(Extracted data entries)
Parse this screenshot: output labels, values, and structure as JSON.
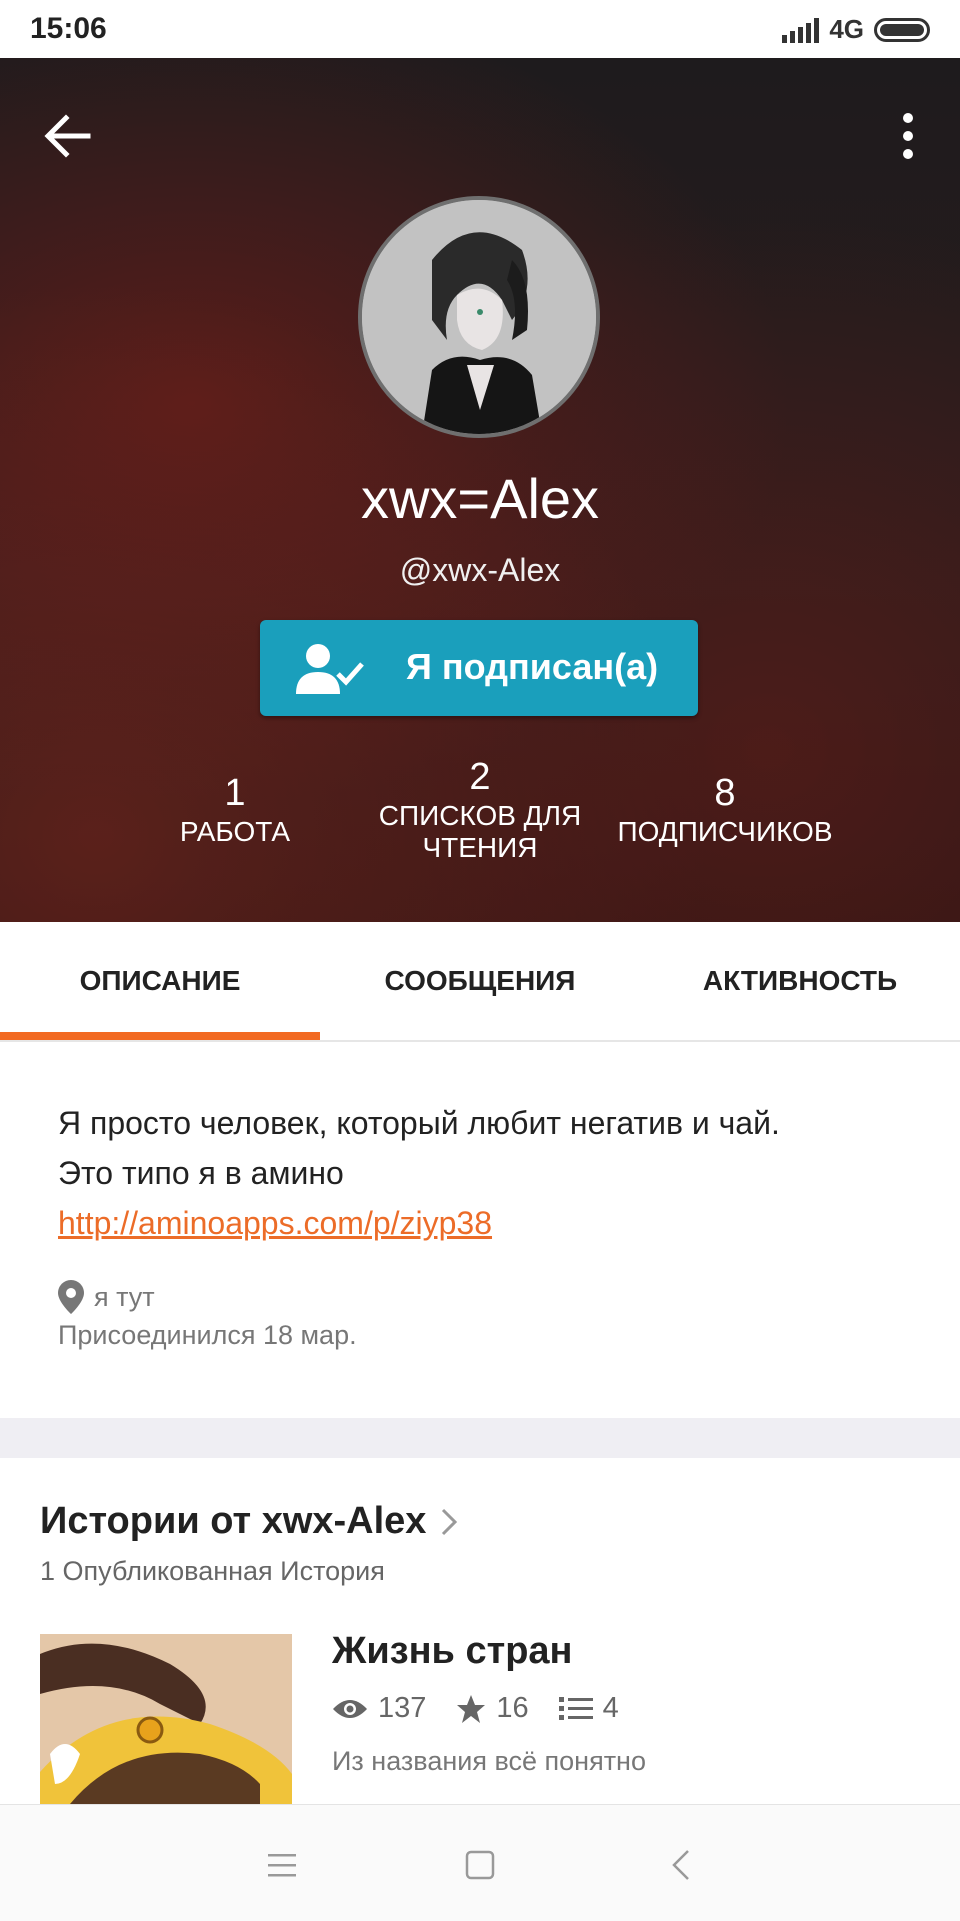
{
  "status_bar": {
    "time": "15:06",
    "network": "4G",
    "icons": [
      "signal-icon",
      "battery-icon"
    ]
  },
  "header": {
    "back_icon": "arrow-left-icon",
    "menu_icon": "more-vertical-icon",
    "username": "xwx=Alex",
    "handle": "@xwx-Alex",
    "follow_button": {
      "label": "Я подписан(а)",
      "icon": "person-check-icon",
      "color": "#1a9fbc"
    },
    "stats": [
      {
        "value": "1",
        "label": "РАБОТА"
      },
      {
        "value": "2",
        "label_line1": "СПИСКОВ ДЛЯ",
        "label_line2": "ЧТЕНИЯ"
      },
      {
        "value": "8",
        "label": "ПОДПИСЧИКОВ"
      }
    ]
  },
  "tabs": {
    "items": [
      "ОПИСАНИЕ",
      "СООБЩЕНИЯ",
      "АКТИВНОСТЬ"
    ],
    "active": "ОПИСАНИЕ",
    "accent": "#f26a22"
  },
  "description": {
    "line1": "Я просто человек, который любит негатив и чай.",
    "line2": "Это типо я в амино",
    "link": "http://aminoapps.com/p/ziyp38",
    "location": "я тут",
    "joined": "Присоединился 18 мар."
  },
  "stories": {
    "title": "Истории от xwx-Alex",
    "count": "1 Опубликованная История",
    "items": [
      {
        "title": "Жизнь стран",
        "views": "137",
        "votes": "16",
        "parts": "4",
        "description": "Из названия всё понятно"
      }
    ]
  },
  "nav_bar": {
    "icons": [
      "menu-icon",
      "home-square-icon",
      "back-chevron-icon"
    ]
  }
}
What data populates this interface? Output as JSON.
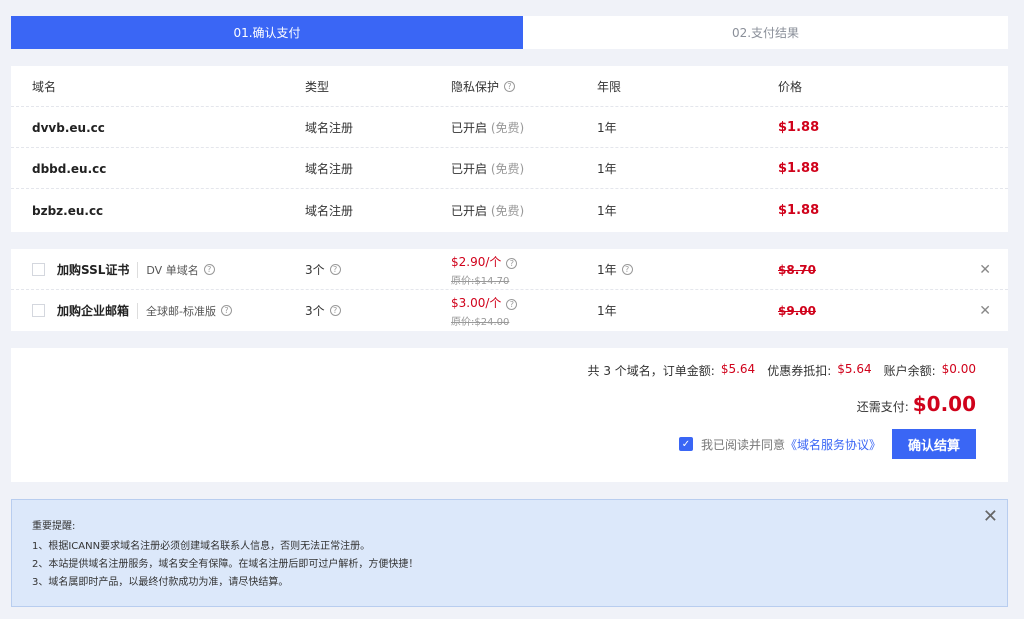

## STATED PROBLEM
Using the listing, copy every line where the word "Alex" shows up.

## WRITTEN ANSWER
    "username": "xwx=Alex",
    "handle": "@xwx-Alex",
    "title": "Истории от xwx-Alex",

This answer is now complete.